# [WHAT IS BEING ASKED]
Give the listing again exactly, omitting its images.

(Saved entries)
----
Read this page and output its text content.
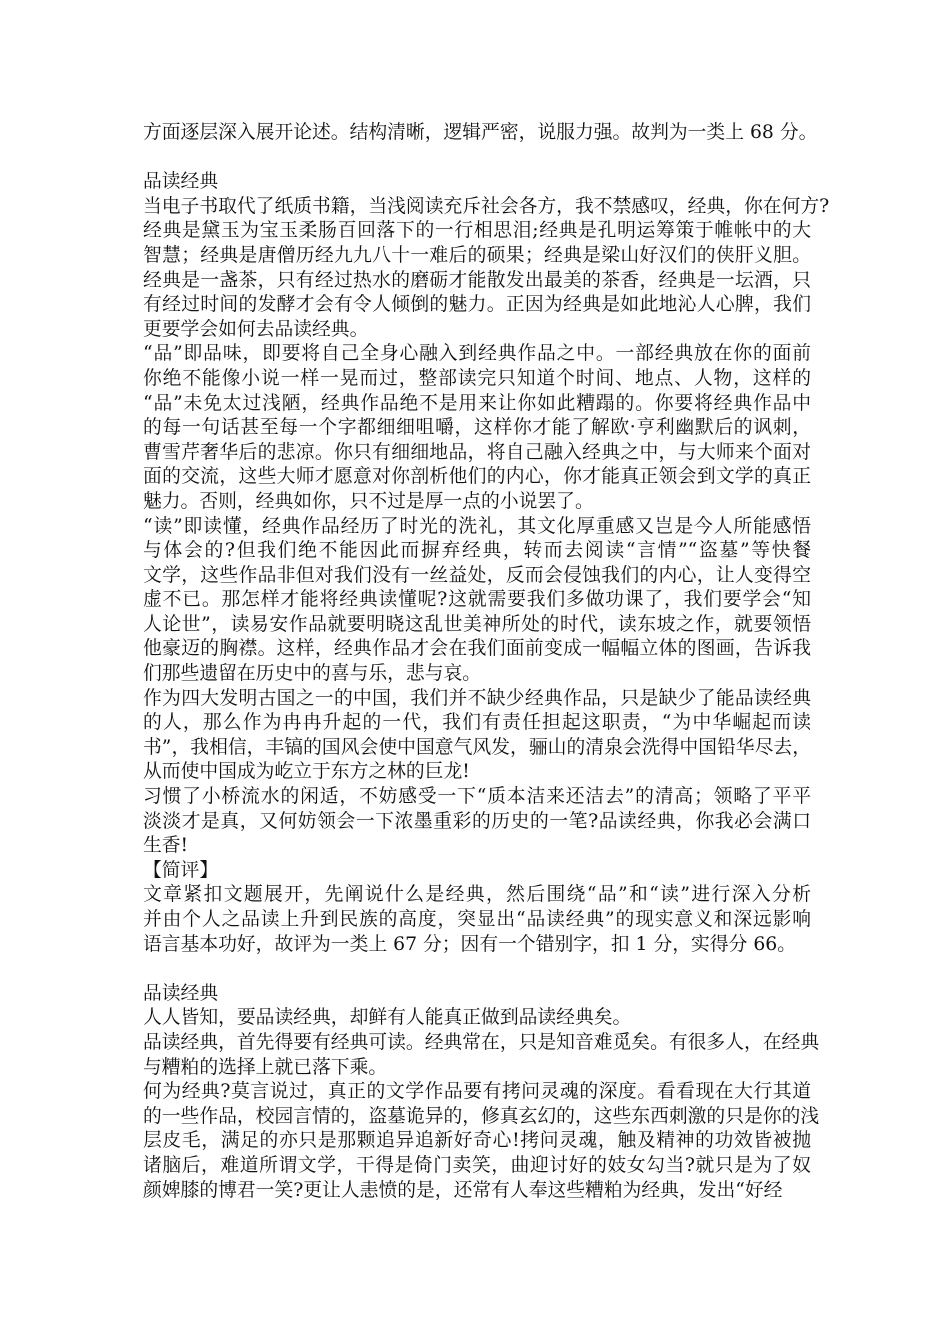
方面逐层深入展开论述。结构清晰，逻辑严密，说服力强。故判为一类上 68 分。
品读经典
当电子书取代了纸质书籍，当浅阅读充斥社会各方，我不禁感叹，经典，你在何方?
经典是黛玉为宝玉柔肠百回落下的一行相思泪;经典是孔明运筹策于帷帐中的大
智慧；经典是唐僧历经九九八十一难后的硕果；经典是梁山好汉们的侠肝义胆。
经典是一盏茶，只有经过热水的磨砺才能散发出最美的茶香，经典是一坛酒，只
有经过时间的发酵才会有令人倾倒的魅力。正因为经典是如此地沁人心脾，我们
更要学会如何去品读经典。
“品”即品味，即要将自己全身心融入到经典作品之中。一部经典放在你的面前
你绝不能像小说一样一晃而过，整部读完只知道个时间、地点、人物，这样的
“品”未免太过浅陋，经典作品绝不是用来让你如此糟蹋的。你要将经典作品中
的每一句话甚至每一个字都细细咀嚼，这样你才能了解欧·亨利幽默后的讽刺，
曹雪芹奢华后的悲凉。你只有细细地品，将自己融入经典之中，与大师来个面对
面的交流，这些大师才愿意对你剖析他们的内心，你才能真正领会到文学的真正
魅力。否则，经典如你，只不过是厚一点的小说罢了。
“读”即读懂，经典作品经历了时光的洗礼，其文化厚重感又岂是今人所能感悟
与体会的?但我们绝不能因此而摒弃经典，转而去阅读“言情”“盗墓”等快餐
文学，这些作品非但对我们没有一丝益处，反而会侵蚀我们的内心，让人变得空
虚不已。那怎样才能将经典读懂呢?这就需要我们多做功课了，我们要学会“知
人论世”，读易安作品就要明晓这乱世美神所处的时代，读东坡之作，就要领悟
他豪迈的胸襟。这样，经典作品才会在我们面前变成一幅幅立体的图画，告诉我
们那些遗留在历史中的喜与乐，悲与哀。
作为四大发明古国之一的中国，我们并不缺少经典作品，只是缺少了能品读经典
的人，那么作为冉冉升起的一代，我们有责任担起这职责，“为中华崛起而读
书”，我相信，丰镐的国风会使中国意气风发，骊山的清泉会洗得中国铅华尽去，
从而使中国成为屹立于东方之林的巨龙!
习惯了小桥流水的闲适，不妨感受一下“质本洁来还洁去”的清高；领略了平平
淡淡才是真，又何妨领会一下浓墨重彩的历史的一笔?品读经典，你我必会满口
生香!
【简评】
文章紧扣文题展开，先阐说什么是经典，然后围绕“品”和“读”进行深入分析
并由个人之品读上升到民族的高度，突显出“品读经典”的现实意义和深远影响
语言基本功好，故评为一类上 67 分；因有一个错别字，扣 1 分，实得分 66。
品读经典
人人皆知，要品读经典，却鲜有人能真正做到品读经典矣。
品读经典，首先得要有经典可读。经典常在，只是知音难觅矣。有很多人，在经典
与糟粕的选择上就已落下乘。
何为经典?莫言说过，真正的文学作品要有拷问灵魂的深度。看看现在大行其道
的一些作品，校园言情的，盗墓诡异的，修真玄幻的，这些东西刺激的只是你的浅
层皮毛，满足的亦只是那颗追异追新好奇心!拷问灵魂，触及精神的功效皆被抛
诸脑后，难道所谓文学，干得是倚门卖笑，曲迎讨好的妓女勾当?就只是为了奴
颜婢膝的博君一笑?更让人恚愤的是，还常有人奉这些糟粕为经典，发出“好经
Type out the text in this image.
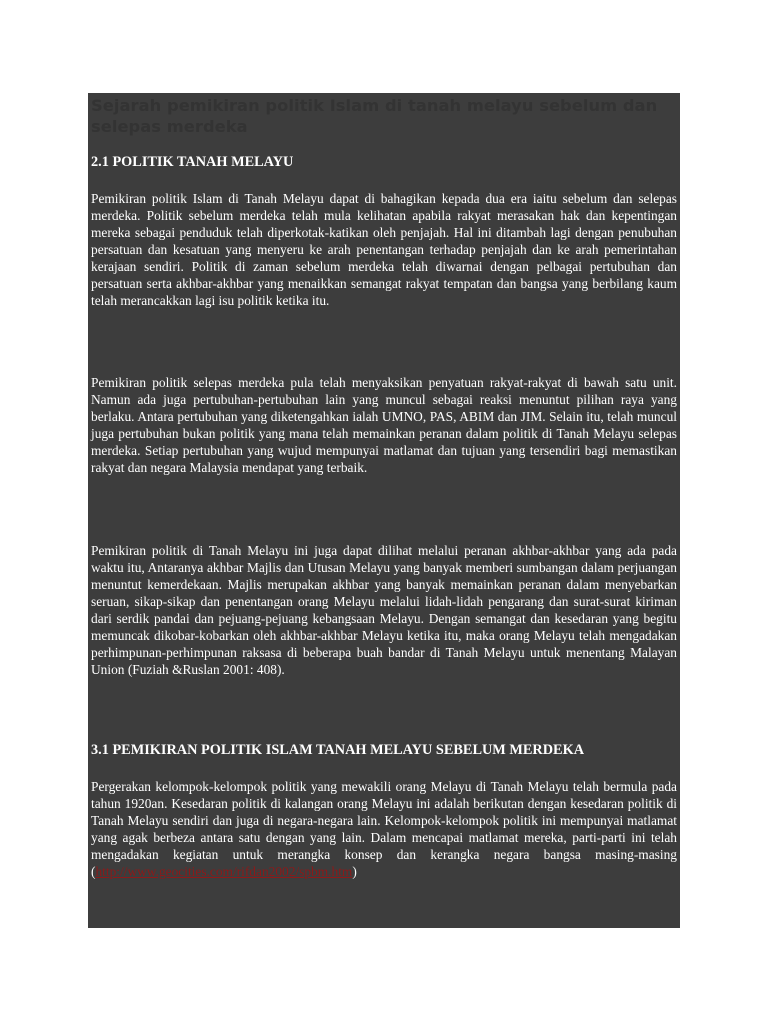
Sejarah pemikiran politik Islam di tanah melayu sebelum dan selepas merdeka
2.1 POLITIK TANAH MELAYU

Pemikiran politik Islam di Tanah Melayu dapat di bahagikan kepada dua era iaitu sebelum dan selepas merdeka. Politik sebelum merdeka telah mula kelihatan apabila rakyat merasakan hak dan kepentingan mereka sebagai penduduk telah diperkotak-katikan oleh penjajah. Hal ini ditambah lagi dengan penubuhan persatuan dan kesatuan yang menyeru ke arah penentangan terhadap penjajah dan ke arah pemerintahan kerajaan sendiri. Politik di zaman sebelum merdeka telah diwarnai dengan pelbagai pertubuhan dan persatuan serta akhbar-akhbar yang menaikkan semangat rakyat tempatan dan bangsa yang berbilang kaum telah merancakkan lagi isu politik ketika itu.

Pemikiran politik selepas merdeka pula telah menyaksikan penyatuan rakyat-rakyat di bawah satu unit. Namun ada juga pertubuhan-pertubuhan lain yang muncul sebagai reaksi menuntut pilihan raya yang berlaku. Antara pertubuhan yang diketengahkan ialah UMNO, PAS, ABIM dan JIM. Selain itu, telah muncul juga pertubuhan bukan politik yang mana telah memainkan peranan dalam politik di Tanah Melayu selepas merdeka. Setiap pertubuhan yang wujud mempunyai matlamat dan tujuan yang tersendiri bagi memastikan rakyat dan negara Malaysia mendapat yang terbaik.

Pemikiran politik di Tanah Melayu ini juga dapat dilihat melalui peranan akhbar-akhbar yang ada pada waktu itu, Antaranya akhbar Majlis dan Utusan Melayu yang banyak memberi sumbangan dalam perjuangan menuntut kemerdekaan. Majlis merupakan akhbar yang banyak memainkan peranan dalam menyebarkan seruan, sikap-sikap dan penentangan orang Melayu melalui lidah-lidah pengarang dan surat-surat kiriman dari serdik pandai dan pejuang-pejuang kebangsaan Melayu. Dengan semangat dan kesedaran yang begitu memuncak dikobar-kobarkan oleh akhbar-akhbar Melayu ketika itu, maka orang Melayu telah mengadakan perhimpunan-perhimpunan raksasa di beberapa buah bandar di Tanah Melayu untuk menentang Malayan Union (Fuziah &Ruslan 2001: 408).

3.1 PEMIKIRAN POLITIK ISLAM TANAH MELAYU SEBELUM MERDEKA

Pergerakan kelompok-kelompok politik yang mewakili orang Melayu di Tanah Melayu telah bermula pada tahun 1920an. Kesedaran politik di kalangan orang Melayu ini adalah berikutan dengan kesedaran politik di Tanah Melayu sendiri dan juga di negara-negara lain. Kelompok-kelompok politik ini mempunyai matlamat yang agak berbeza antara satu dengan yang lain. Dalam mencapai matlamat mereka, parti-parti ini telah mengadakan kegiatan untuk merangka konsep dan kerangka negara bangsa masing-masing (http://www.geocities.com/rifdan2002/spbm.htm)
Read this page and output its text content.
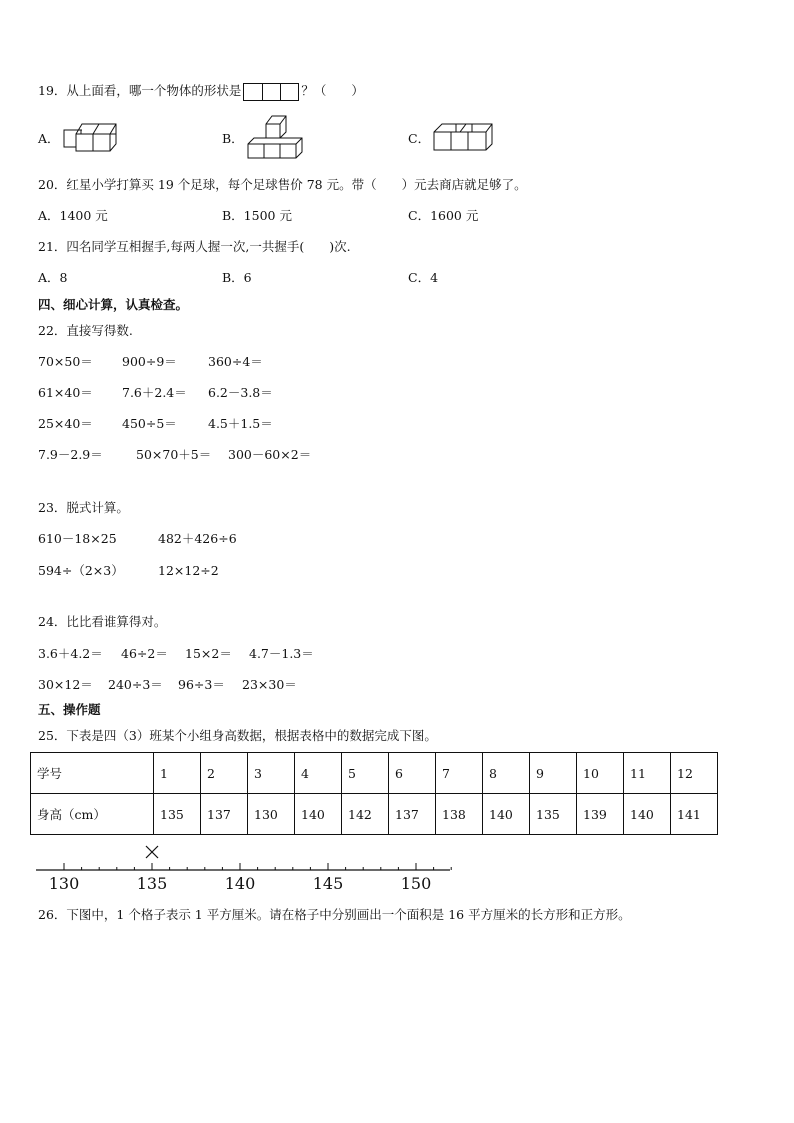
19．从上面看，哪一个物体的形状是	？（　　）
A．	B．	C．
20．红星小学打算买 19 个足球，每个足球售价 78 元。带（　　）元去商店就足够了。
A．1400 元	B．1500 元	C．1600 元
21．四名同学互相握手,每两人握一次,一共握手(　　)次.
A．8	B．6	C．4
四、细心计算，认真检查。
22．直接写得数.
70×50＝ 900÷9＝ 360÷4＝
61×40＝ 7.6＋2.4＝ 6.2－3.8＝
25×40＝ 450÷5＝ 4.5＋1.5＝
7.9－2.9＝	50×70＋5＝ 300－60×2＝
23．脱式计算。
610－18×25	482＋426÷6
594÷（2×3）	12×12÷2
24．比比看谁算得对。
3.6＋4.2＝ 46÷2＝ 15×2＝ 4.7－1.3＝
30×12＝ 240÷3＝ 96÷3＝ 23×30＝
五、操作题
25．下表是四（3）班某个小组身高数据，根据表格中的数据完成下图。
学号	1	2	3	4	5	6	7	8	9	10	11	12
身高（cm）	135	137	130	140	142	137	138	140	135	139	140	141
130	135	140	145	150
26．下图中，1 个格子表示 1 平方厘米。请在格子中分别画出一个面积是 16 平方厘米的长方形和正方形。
----
# [TASK SOLUTION]
Read this page and output its text content.
方面逐层深入展开论述。结构清晰，逻辑严密，说服力强。故判为一类上 68 分。
品读经典
当电子书取代了纸质书籍，当浅阅读充斥社会各方，我不禁感叹，经典，你在何方?
经典是黛玉为宝玉柔肠百回落下的一行相思泪;经典是孔明运筹策于帷帐中的大
智慧；经典是唐僧历经九九八十一难后的硕果；经典是梁山好汉们的侠肝义胆。
经典是一盏茶，只有经过热水的磨砺才能散发出最美的茶香，经典是一坛酒，只
有经过时间的发酵才会有令人倾倒的魅力。正因为经典是如此地沁人心脾，我们
更要学会如何去品读经典。
“品”即品味，即要将自己全身心融入到经典作品之中。一部经典放在你的面前
你绝不能像小说一样一晃而过，整部读完只知道个时间、地点、人物，这样的
“品”未免太过浅陋，经典作品绝不是用来让你如此糟蹋的。你要将经典作品中
的每一句话甚至每一个字都细细咀嚼，这样你才能了解欧·亨利幽默后的讽刺，
曹雪芹奢华后的悲凉。你只有细细地品，将自己融入经典之中，与大师来个面对
面的交流，这些大师才愿意对你剖析他们的内心，你才能真正领会到文学的真正
魅力。否则，经典如你，只不过是厚一点的小说罢了。
“读”即读懂，经典作品经历了时光的洗礼，其文化厚重感又岂是今人所能感悟
与体会的?但我们绝不能因此而摒弃经典，转而去阅读“言情”“盗墓”等快餐
文学，这些作品非但对我们没有一丝益处，反而会侵蚀我们的内心，让人变得空
虚不已。那怎样才能将经典读懂呢?这就需要我们多做功课了，我们要学会“知
人论世”，读易安作品就要明晓这乱世美神所处的时代，读东坡之作，就要领悟
他豪迈的胸襟。这样，经典作品才会在我们面前变成一幅幅立体的图画，告诉我
们那些遗留在历史中的喜与乐，悲与哀。
作为四大发明古国之一的中国，我们并不缺少经典作品，只是缺少了能品读经典
的人，那么作为冉冉升起的一代，我们有责任担起这职责，“为中华崛起而读
书”，我相信，丰镐的国风会使中国意气风发，骊山的清泉会洗得中国铅华尽去，
从而使中国成为屹立于东方之林的巨龙!
习惯了小桥流水的闲适，不妨感受一下“质本洁来还洁去”的清高；领略了平平
淡淡才是真，又何妨领会一下浓墨重彩的历史的一笔?品读经典，你我必会满口
生香!
【简评】
文章紧扣文题展开，先阐说什么是经典，然后围绕“品”和“读”进行深入分析
并由个人之品读上升到民族的高度，突显出“品读经典”的现实意义和深远影响
语言基本功好，故评为一类上 67 分；因有一个错别字，扣 1 分，实得分 66。
品读经典
人人皆知，要品读经典，却鲜有人能真正做到品读经典矣。
品读经典，首先得要有经典可读。经典常在，只是知音难觅矣。有很多人，在经典
与糟粕的选择上就已落下乘。
何为经典?莫言说过，真正的文学作品要有拷问灵魂的深度。看看现在大行其道
的一些作品，校园言情的，盗墓诡异的，修真玄幻的，这些东西刺激的只是你的浅
层皮毛，满足的亦只是那颗追异追新好奇心!拷问灵魂，触及精神的功效皆被抛
诸脑后，难道所谓文学，干得是倚门卖笑，曲迎讨好的妓女勾当?就只是为了奴
颜婢膝的博君一笑?更让人恚愤的是，还常有人奉这些糟粕为经典，发出“好经
Type out the text in this image.
Sejarah pemikiran politik Islam di tanah melayu sebelum dan selepas merdeka
2.1 POLITIK TANAH MELAYU

Pemikiran politik Islam di Tanah Melayu dapat di bahagikan kepada dua era iaitu sebelum dan selepas merdeka. Politik sebelum merdeka telah mula kelihatan apabila rakyat merasakan hak dan kepentingan mereka sebagai penduduk telah diperkotak-katikan oleh penjajah. Hal ini ditambah lagi dengan penubuhan persatuan dan kesatuan yang menyeru ke arah penentangan terhadap penjajah dan ke arah pemerintahan kerajaan sendiri. Politik di zaman sebelum merdeka telah diwarnai dengan pelbagai pertubuhan dan persatuan serta akhbar-akhbar yang menaikkan semangat rakyat tempatan dan bangsa yang berbilang kaum telah merancakkan lagi isu politik ketika itu.

Pemikiran politik selepas merdeka pula telah menyaksikan penyatuan rakyat-rakyat di bawah satu unit. Namun ada juga pertubuhan-pertubuhan lain yang muncul sebagai reaksi menuntut pilihan raya yang berlaku. Antara pertubuhan yang diketengahkan ialah UMNO, PAS, ABIM dan JIM. Selain itu, telah muncul juga pertubuhan bukan politik yang mana telah memainkan peranan dalam politik di Tanah Melayu selepas merdeka. Setiap pertubuhan yang wujud mempunyai matlamat dan tujuan yang tersendiri bagi memastikan rakyat dan negara Malaysia mendapat yang terbaik.

Pemikiran politik di Tanah Melayu ini juga dapat dilihat melalui peranan akhbar-akhbar yang ada pada waktu itu, Antaranya akhbar Majlis dan Utusan Melayu yang banyak memberi sumbangan dalam perjuangan menuntut kemerdekaan. Majlis merupakan akhbar yang banyak memainkan peranan dalam menyebarkan seruan, sikap-sikap dan penentangan orang Melayu melalui lidah-lidah pengarang dan surat-surat kiriman dari serdik pandai dan pejuang-pejuang kebangsaan Melayu. Dengan semangat dan kesedaran yang begitu memuncak dikobar-kobarkan oleh akhbar-akhbar Melayu ketika itu, maka orang Melayu telah mengadakan perhimpunan-perhimpunan raksasa di beberapa buah bandar di Tanah Melayu untuk menentang Malayan Union (Fuziah &Ruslan 2001: 408).

3.1 PEMIKIRAN POLITIK ISLAM TANAH MELAYU SEBELUM MERDEKA

Pergerakan kelompok-kelompok politik yang mewakili orang Melayu di Tanah Melayu telah bermula pada tahun 1920an. Kesedaran politik di kalangan orang Melayu ini adalah berikutan dengan kesedaran politik di Tanah Melayu sendiri dan juga di negara-negara lain. Kelompok-kelompok politik ini mempunyai matlamat yang agak berbeza antara satu dengan yang lain. Dalam mencapai matlamat mereka, parti-parti ini telah mengadakan kegiatan untuk merangka konsep dan kerangka negara bangsa masing-masing (http://www.geocities.com/rifdan2002/spbm.htm)
Read this page and output its text content.
19．从上面看，哪一个物体的形状是	？（　　）
A．	B．	C．
20．红星小学打算买 19 个足球，每个足球售价 78 元。带（　　）元去商店就足够了。
A．1400 元	B．1500 元	C．1600 元
21．四名同学互相握手,每两人握一次,一共握手(　　)次.
A．8	B．6	C．4
四、细心计算，认真检查。
22．直接写得数.
70×50＝ 900÷9＝ 360÷4＝
61×40＝ 7.6＋2.4＝ 6.2－3.8＝
25×40＝ 450÷5＝ 4.5＋1.5＝
7.9－2.9＝	50×70＋5＝ 300－60×2＝
23．脱式计算。
610－18×25	482＋426÷6
594÷（2×3）	12×12÷2
24．比比看谁算得对。
3.6＋4.2＝ 46÷2＝ 15×2＝ 4.7－1.3＝
30×12＝ 240÷3＝ 96÷3＝ 23×30＝
五、操作题
25．下表是四（3）班某个小组身高数据，根据表格中的数据完成下图。
学号	1	2	3	4	5	6	7	8	9	10	11	12
身高（cm）	135	137	130	140	142	137	138	140	135	139	140	141
130	135	140	145	150
26．下图中，1 个格子表示 1 平方厘米。请在格子中分别画出一个面积是 16 平方厘米的长方形和正方形。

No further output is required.